Excerpted data:
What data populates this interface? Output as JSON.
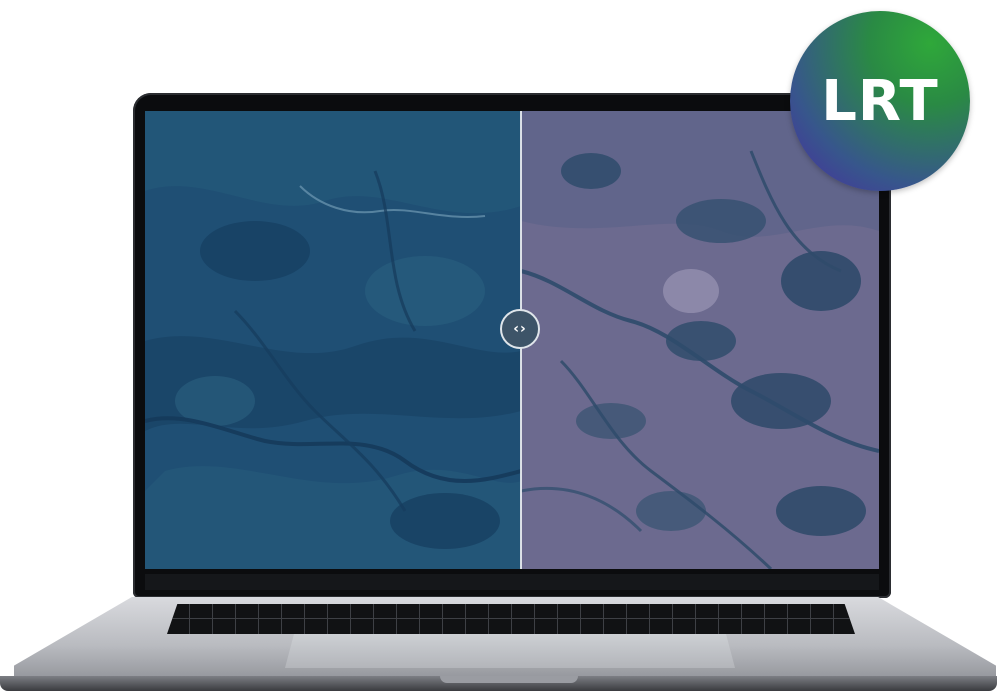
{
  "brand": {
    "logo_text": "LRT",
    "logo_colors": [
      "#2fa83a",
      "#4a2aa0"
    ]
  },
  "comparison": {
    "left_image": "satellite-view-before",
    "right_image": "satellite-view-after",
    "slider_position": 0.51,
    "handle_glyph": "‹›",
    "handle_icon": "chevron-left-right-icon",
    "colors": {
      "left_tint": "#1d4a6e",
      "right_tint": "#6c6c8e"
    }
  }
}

--

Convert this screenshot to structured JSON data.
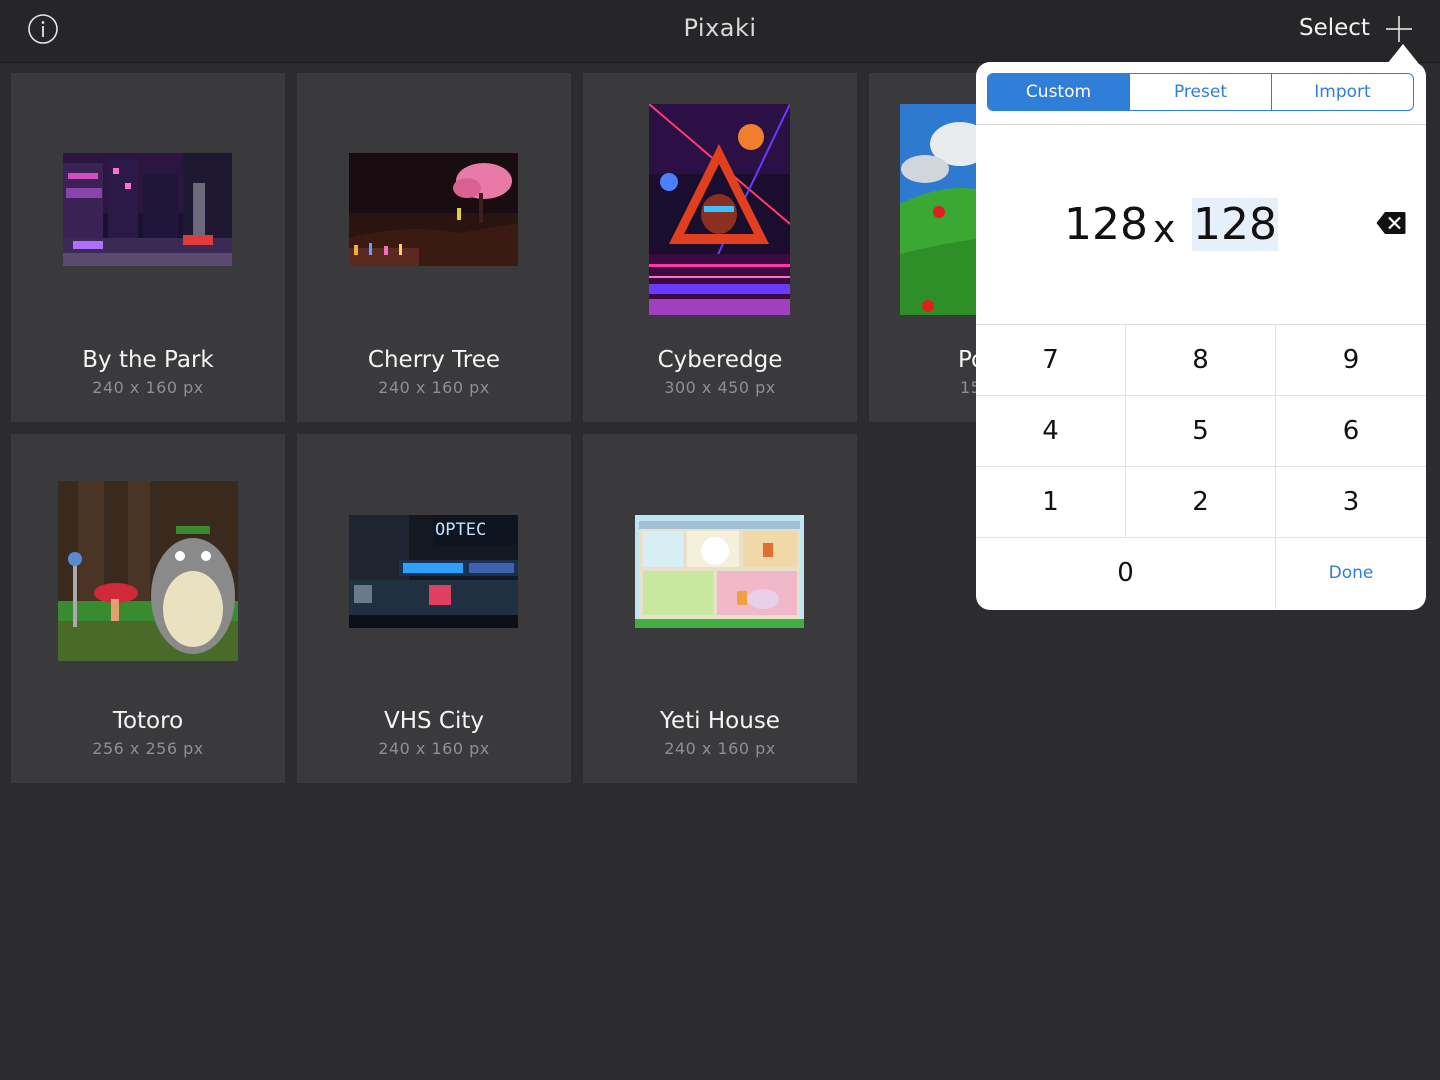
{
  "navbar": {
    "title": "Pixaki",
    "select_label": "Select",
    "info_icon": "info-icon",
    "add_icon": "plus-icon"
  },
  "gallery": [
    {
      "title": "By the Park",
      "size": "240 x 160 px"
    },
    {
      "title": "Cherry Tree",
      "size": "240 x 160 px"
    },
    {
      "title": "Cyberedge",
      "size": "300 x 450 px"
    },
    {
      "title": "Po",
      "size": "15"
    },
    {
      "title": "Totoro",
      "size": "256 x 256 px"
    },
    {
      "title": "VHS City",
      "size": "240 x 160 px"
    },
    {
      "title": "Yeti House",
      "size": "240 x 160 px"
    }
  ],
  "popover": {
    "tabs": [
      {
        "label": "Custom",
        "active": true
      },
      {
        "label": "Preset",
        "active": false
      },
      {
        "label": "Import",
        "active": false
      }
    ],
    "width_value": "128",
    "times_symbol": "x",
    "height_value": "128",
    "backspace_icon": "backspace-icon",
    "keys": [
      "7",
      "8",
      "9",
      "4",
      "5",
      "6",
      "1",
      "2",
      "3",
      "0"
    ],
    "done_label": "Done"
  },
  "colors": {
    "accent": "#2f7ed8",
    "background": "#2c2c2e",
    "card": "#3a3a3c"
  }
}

* * *

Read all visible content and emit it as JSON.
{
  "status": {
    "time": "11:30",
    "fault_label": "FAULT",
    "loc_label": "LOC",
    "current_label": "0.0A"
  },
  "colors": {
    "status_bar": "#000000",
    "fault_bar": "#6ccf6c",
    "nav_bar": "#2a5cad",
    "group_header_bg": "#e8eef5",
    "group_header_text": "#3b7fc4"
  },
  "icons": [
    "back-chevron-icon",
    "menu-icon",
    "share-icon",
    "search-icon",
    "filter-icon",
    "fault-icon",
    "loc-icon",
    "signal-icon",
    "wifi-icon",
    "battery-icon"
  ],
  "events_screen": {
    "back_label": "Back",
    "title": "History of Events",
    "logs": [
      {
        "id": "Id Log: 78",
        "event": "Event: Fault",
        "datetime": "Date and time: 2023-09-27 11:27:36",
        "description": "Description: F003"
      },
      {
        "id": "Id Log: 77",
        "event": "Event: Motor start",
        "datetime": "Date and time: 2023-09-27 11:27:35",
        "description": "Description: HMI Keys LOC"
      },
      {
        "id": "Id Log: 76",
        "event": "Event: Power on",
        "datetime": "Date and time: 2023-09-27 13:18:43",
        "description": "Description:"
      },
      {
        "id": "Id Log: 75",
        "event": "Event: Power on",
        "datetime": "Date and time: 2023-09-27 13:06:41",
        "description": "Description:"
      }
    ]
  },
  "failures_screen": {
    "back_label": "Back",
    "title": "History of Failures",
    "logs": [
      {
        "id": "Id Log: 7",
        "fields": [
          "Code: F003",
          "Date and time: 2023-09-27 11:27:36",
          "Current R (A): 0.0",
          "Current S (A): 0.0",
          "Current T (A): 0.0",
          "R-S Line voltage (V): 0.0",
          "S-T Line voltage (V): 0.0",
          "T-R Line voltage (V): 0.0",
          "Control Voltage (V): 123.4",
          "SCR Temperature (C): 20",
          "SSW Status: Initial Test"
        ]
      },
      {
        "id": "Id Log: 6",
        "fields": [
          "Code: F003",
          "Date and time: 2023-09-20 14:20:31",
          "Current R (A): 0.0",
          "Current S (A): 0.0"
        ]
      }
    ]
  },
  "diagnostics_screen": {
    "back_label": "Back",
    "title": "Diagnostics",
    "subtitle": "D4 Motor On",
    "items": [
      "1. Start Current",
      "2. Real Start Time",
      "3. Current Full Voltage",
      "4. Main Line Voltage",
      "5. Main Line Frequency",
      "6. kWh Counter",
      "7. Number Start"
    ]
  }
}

What needs to be done: From the entries above, return each line with the word "datetime" in it.

Output for this exercise:
        "datetime": "Date and time: 2023-09-27 11:27:36",
        "datetime": "Date and time: 2023-09-27 11:27:35",
        "datetime": "Date and time: 2023-09-27 13:18:43",
        "datetime": "Date and time: 2023-09-27 13:06:41",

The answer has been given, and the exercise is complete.